What to work on -
Extract all lines containing "name".

Data provided -
※

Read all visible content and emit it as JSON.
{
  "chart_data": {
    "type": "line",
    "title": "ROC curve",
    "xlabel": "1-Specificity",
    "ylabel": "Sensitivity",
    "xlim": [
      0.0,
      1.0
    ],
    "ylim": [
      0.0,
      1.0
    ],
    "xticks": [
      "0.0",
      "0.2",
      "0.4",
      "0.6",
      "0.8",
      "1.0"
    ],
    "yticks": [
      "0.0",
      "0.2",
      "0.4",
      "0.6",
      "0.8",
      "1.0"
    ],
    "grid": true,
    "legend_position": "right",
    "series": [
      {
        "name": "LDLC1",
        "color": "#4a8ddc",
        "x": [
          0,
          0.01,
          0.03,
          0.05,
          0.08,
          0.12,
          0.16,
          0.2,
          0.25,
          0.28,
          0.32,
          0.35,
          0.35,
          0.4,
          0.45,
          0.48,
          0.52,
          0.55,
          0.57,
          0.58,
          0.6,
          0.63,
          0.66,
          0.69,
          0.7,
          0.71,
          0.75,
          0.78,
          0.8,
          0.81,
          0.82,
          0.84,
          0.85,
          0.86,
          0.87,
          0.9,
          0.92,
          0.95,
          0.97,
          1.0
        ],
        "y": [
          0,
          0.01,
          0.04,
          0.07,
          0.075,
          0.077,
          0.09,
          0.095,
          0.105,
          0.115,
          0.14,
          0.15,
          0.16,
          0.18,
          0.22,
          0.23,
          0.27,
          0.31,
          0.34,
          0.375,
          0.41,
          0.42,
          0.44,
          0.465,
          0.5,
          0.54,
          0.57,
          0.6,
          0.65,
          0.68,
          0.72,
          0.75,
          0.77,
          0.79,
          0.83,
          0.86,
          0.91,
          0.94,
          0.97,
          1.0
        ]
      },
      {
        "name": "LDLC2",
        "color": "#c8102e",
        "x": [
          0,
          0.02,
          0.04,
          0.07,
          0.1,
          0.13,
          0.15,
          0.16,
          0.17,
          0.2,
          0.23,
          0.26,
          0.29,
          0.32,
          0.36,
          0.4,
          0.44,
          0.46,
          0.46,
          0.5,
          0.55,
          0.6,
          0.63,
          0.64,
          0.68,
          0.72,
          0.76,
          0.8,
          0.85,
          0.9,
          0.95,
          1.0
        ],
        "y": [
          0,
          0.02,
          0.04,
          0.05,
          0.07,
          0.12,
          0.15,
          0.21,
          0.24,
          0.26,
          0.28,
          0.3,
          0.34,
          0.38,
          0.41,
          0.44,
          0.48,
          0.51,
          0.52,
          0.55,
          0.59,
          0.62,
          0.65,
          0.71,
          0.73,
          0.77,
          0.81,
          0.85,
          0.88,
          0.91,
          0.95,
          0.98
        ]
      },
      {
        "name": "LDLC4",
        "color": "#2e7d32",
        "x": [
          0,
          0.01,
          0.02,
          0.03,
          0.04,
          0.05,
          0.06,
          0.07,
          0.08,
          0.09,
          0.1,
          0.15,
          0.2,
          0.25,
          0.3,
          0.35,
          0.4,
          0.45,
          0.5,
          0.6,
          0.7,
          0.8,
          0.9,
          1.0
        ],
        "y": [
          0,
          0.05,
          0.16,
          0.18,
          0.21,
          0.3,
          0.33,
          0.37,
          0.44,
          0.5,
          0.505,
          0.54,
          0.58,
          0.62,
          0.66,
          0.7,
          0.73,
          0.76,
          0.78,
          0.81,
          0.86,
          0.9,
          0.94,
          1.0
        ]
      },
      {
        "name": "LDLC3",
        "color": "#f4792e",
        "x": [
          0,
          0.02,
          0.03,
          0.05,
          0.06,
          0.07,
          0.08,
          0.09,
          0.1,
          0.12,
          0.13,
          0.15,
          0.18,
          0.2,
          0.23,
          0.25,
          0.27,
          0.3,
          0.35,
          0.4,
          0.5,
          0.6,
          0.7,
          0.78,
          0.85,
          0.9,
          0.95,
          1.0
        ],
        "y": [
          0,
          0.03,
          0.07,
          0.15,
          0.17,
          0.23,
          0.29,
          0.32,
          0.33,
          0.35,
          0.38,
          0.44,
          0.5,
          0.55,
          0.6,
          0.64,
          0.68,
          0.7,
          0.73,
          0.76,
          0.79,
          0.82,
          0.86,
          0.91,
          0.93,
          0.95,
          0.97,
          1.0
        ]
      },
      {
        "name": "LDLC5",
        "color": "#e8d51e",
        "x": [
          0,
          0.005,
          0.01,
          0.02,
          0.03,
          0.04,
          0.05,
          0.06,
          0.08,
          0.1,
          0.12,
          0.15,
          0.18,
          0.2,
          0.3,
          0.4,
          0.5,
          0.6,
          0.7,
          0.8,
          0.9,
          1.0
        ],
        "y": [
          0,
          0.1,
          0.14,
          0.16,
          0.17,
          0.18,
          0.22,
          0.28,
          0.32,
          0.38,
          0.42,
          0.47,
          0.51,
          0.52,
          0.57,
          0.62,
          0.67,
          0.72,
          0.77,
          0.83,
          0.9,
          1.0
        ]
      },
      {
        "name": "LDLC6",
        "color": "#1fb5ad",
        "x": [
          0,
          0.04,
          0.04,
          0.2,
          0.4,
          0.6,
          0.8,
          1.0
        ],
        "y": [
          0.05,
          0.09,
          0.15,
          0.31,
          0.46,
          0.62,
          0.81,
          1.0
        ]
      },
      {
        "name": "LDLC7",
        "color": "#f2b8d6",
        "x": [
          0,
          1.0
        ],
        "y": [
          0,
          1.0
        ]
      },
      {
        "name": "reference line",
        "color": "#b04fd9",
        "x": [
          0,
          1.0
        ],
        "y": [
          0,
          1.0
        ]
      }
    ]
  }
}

※

Solved problem -
        "name": "LDLC1",
        "name": "LDLC2",
        "name": "LDLC4",
        "name": "LDLC3",
        "name": "LDLC5",
        "name": "LDLC6",
        "name": "LDLC7",
        "name": "reference line",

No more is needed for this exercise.